◆ To do ◆
Only the pictures are to be left out; set down the rest of the records exactly.
--- begin Data lines ---
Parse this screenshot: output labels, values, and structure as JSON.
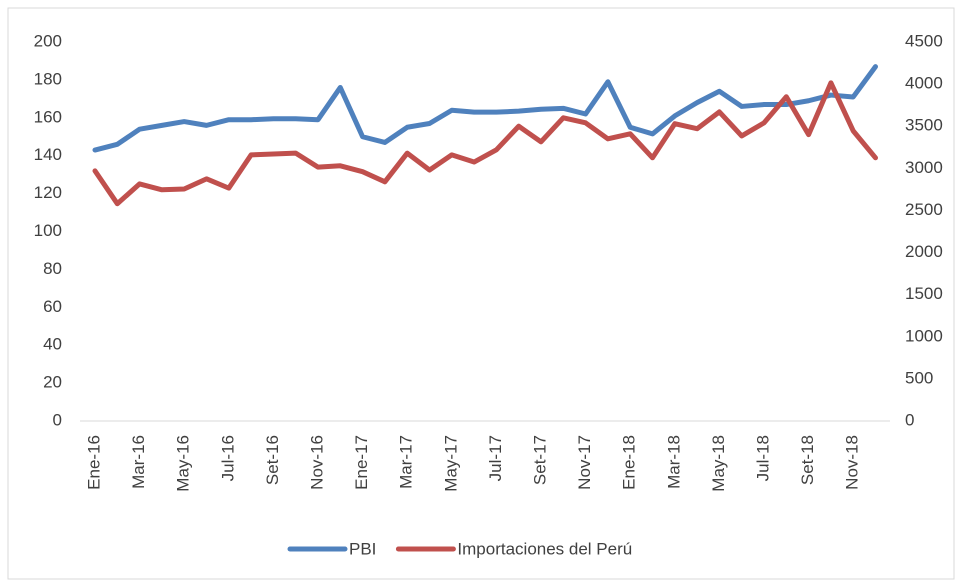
{
  "chart_data": {
    "type": "line",
    "categories": [
      "Ene-16",
      null,
      "Mar-16",
      null,
      "May-16",
      null,
      "Jul-16",
      null,
      "Set-16",
      null,
      "Nov-16",
      null,
      "Ene-17",
      null,
      "Mar-17",
      null,
      "May-17",
      null,
      "Jul-17",
      null,
      "Set-17",
      null,
      "Nov-17",
      null,
      "Ene-18",
      null,
      "Mar-18",
      null,
      "May-18",
      null,
      "Jul-18",
      null,
      "Set-18",
      null,
      "Nov-18",
      null
    ],
    "series": [
      {
        "name": "PBI",
        "color": "#4f81bd",
        "values": [
          143,
          146,
          154,
          156,
          158,
          156,
          159,
          159,
          159.5,
          159.5,
          159,
          176,
          150,
          147,
          155,
          157,
          164,
          163,
          163,
          163.5,
          164.5,
          165,
          162,
          179,
          155,
          151.5,
          161,
          168,
          174,
          166,
          167,
          167,
          169,
          172,
          171,
          187
        ]
      },
      {
        "name": "Importaciones del Perú",
        "color": "#c0504d",
        "axis": "y2",
        "values": [
          2970,
          2580,
          2815,
          2745,
          2755,
          2875,
          2765,
          3160,
          3170,
          3180,
          3015,
          3030,
          2960,
          2840,
          3180,
          2980,
          3160,
          3075,
          3220,
          3500,
          3315,
          3600,
          3540,
          3350,
          3410,
          3125,
          3530,
          3470,
          3670,
          3385,
          3540,
          3850,
          3400,
          4015,
          3445,
          3125
        ]
      }
    ],
    "ylim": [
      0,
      200
    ],
    "yticks": [
      0,
      20,
      40,
      60,
      80,
      100,
      120,
      140,
      160,
      180,
      200
    ],
    "y2lim": [
      0,
      4500
    ],
    "y2ticks": [
      0,
      500,
      1000,
      1500,
      2000,
      2500,
      3000,
      3500,
      4000,
      4500
    ],
    "grid": false,
    "legend": "bottom"
  }
}
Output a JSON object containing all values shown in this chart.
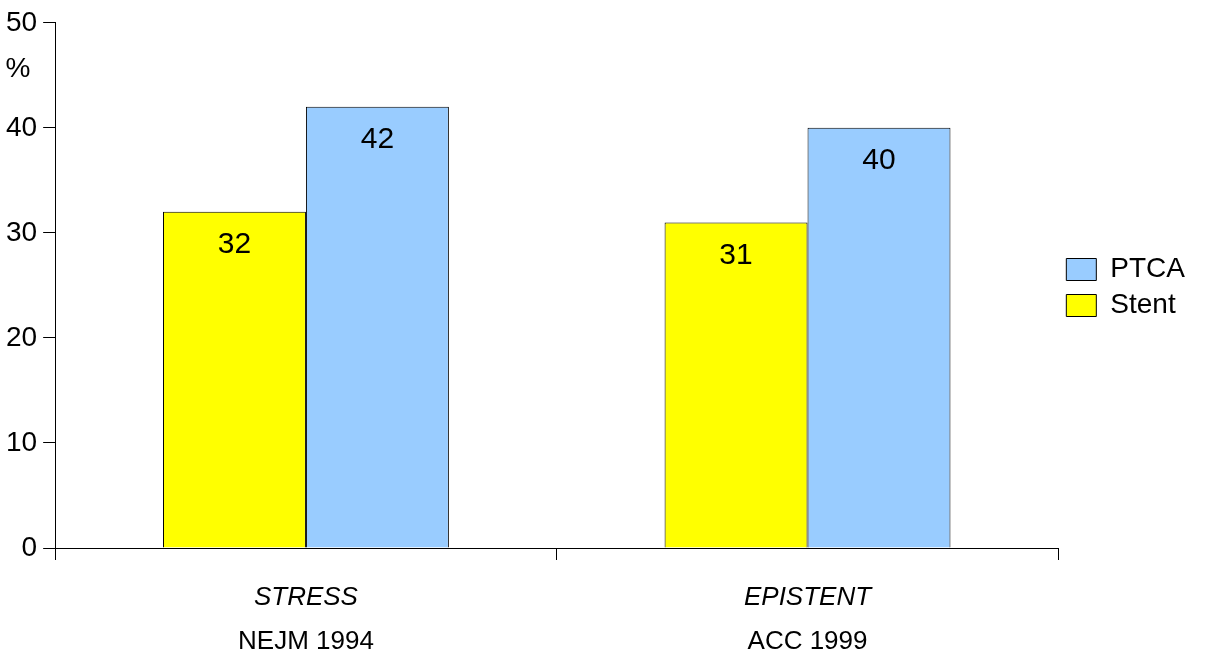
{
  "chart_data": {
    "type": "bar",
    "ylabel": "%",
    "categories": [
      "STRESS\nNEJM 1994",
      "EPISTENT\nACC 1999"
    ],
    "series": [
      {
        "name": "Stent",
        "color": "#ffff00",
        "values": [
          32,
          31
        ]
      },
      {
        "name": "PTCA",
        "color": "#99ccff",
        "values": [
          42,
          40
        ]
      }
    ],
    "ylim": [
      0,
      50
    ],
    "yticks": [
      0,
      10,
      20,
      30,
      40,
      50
    ],
    "grid": false,
    "legend": "right",
    "data_labels": true
  }
}
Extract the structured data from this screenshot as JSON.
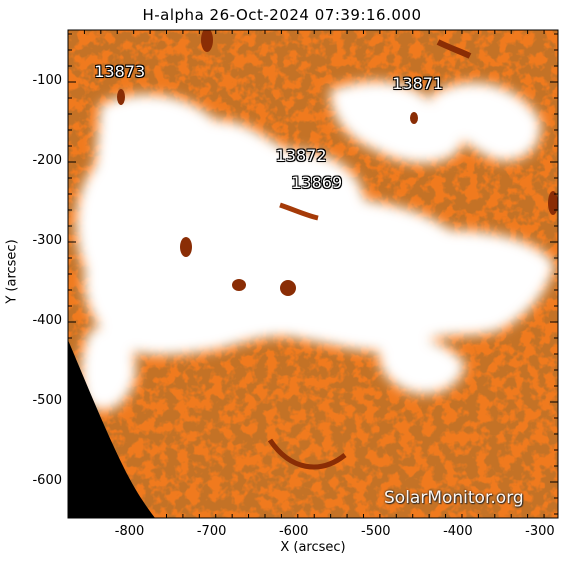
{
  "title": "H-alpha 26-Oct-2024 07:39:16.000",
  "xlabel": "X (arcsec)",
  "ylabel": "Y (arcsec)",
  "x_ticks": [
    -800,
    -700,
    -600,
    -500,
    -400,
    -300
  ],
  "y_ticks": [
    -100,
    -200,
    -300,
    -400,
    -500,
    -600
  ],
  "xlim": [
    -875,
    -278
  ],
  "ylim": [
    -645,
    -35
  ],
  "active_regions": [
    {
      "label": "13873",
      "x": -843,
      "y": -88
    },
    {
      "label": "13871",
      "x": -480,
      "y": -102
    },
    {
      "label": "13872",
      "x": -622,
      "y": -192
    },
    {
      "label": "13869",
      "x": -603,
      "y": -226
    }
  ],
  "watermark": "SolarMonitor.org",
  "colors": {
    "plage": "#ffffff",
    "chromosphere": "#f07a1e",
    "dark": "#8a2d05",
    "space": "#000000"
  }
}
--- end Data lines ---
◆ Exercise solution ◆
Parse this screenshot: output labels, values, and structure as JSON.
{
  "chart_data": {
    "type": "line",
    "categories": [
      "Ene-16",
      null,
      "Mar-16",
      null,
      "May-16",
      null,
      "Jul-16",
      null,
      "Set-16",
      null,
      "Nov-16",
      null,
      "Ene-17",
      null,
      "Mar-17",
      null,
      "May-17",
      null,
      "Jul-17",
      null,
      "Set-17",
      null,
      "Nov-17",
      null,
      "Ene-18",
      null,
      "Mar-18",
      null,
      "May-18",
      null,
      "Jul-18",
      null,
      "Set-18",
      null,
      "Nov-18",
      null
    ],
    "series": [
      {
        "name": "PBI",
        "color": "#4f81bd",
        "values": [
          143,
          146,
          154,
          156,
          158,
          156,
          159,
          159,
          159.5,
          159.5,
          159,
          176,
          150,
          147,
          155,
          157,
          164,
          163,
          163,
          163.5,
          164.5,
          165,
          162,
          179,
          155,
          151.5,
          161,
          168,
          174,
          166,
          167,
          167,
          169,
          172,
          171,
          187
        ]
      },
      {
        "name": "Importaciones del Perú",
        "color": "#c0504d",
        "axis": "y2",
        "values": [
          2970,
          2580,
          2815,
          2745,
          2755,
          2875,
          2765,
          3160,
          3170,
          3180,
          3015,
          3030,
          2960,
          2840,
          3180,
          2980,
          3160,
          3075,
          3220,
          3500,
          3315,
          3600,
          3540,
          3350,
          3410,
          3125,
          3530,
          3470,
          3670,
          3385,
          3540,
          3850,
          3400,
          4015,
          3445,
          3125
        ]
      }
    ],
    "ylim": [
      0,
      200
    ],
    "yticks": [
      0,
      20,
      40,
      60,
      80,
      100,
      120,
      140,
      160,
      180,
      200
    ],
    "y2lim": [
      0,
      4500
    ],
    "y2ticks": [
      0,
      500,
      1000,
      1500,
      2000,
      2500,
      3000,
      3500,
      4000,
      4500
    ],
    "grid": false,
    "legend": "bottom"
  }
}
Output a JSON object containing all values shown in this chart.
{
  "chart_data": {
    "type": "bar",
    "ylabel": "%",
    "categories": [
      "STRESS\nNEJM 1994",
      "EPISTENT\nACC 1999"
    ],
    "series": [
      {
        "name": "Stent",
        "color": "#ffff00",
        "values": [
          32,
          31
        ]
      },
      {
        "name": "PTCA",
        "color": "#99ccff",
        "values": [
          42,
          40
        ]
      }
    ],
    "ylim": [
      0,
      50
    ],
    "yticks": [
      0,
      10,
      20,
      30,
      40,
      50
    ],
    "grid": false,
    "legend": "right",
    "data_labels": true
  }
}
Extract the structured data from this screenshot as JSON.
{
  "title": "H-alpha 26-Oct-2024 07:39:16.000",
  "xlabel": "X (arcsec)",
  "ylabel": "Y (arcsec)",
  "x_ticks": [
    -800,
    -700,
    -600,
    -500,
    -400,
    -300
  ],
  "y_ticks": [
    -100,
    -200,
    -300,
    -400,
    -500,
    -600
  ],
  "xlim": [
    -875,
    -278
  ],
  "ylim": [
    -645,
    -35
  ],
  "active_regions": [
    {
      "label": "13873",
      "x": -843,
      "y": -88
    },
    {
      "label": "13871",
      "x": -480,
      "y": -102
    },
    {
      "label": "13872",
      "x": -622,
      "y": -192
    },
    {
      "label": "13869",
      "x": -603,
      "y": -226
    }
  ],
  "watermark": "SolarMonitor.org",
  "colors": {
    "plage": "#ffffff",
    "chromosphere": "#f07a1e",
    "dark": "#8a2d05",
    "space": "#000000"
  }
}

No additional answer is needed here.